→ What you will do: Check every line of the data below for the string "Best", and copy the ones that hold it.

→ Data in this exercise:
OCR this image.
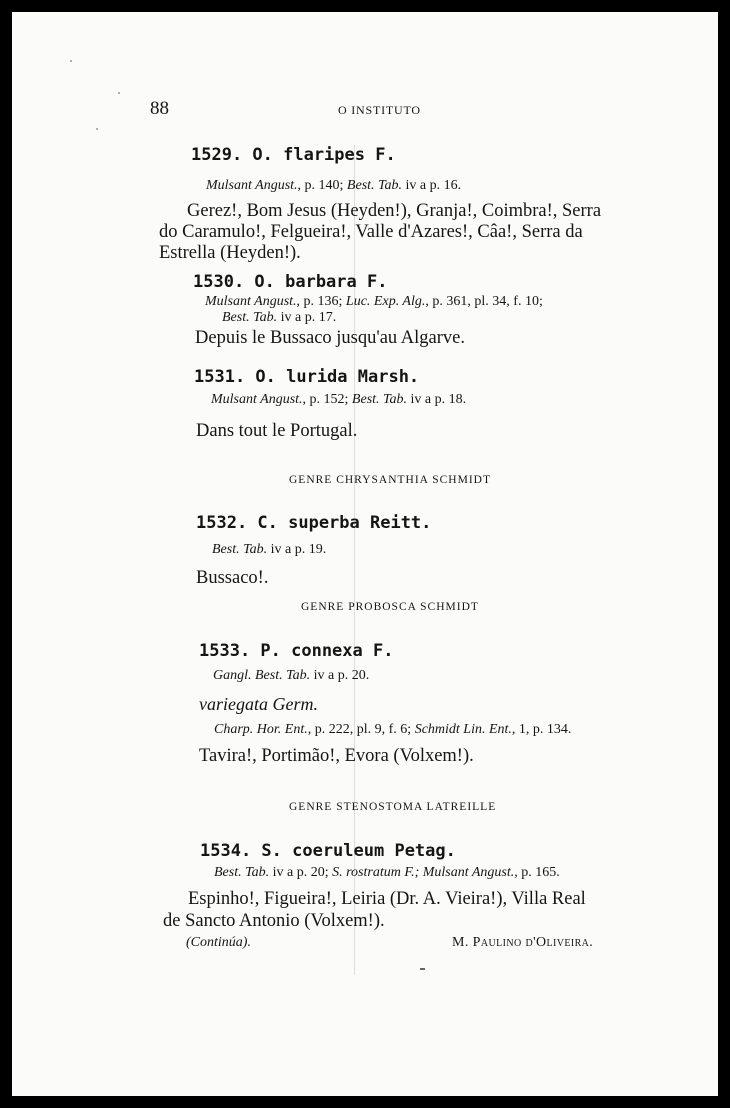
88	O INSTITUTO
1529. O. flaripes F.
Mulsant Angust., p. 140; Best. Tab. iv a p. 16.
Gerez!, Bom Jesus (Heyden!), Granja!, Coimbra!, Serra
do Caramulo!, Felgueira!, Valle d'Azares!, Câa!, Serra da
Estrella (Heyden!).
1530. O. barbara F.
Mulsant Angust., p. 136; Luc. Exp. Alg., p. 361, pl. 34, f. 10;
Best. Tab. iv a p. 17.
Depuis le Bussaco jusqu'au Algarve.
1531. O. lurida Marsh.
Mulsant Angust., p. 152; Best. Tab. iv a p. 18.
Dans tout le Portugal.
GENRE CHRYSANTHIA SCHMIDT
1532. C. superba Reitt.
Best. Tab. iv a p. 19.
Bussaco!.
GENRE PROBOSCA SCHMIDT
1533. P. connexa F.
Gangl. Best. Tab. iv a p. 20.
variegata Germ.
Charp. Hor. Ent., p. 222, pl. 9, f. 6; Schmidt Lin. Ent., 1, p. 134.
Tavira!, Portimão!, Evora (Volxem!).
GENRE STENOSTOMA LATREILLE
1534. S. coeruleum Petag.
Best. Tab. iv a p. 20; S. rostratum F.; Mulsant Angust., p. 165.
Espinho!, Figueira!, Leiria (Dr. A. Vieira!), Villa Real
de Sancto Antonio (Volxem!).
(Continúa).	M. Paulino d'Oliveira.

→ Answer to the task:
Mulsant Angust., p. 140; Best. Tab. iv a p. 16.
Best. Tab. iv a p. 17.
Mulsant Angust., p. 152; Best. Tab. iv a p. 18.
Best. Tab. iv a p. 19.
Gangl. Best. Tab. iv a p. 20.
Best. Tab. iv a p. 20; S. rostratum F.; Mulsant Angust., p. 165.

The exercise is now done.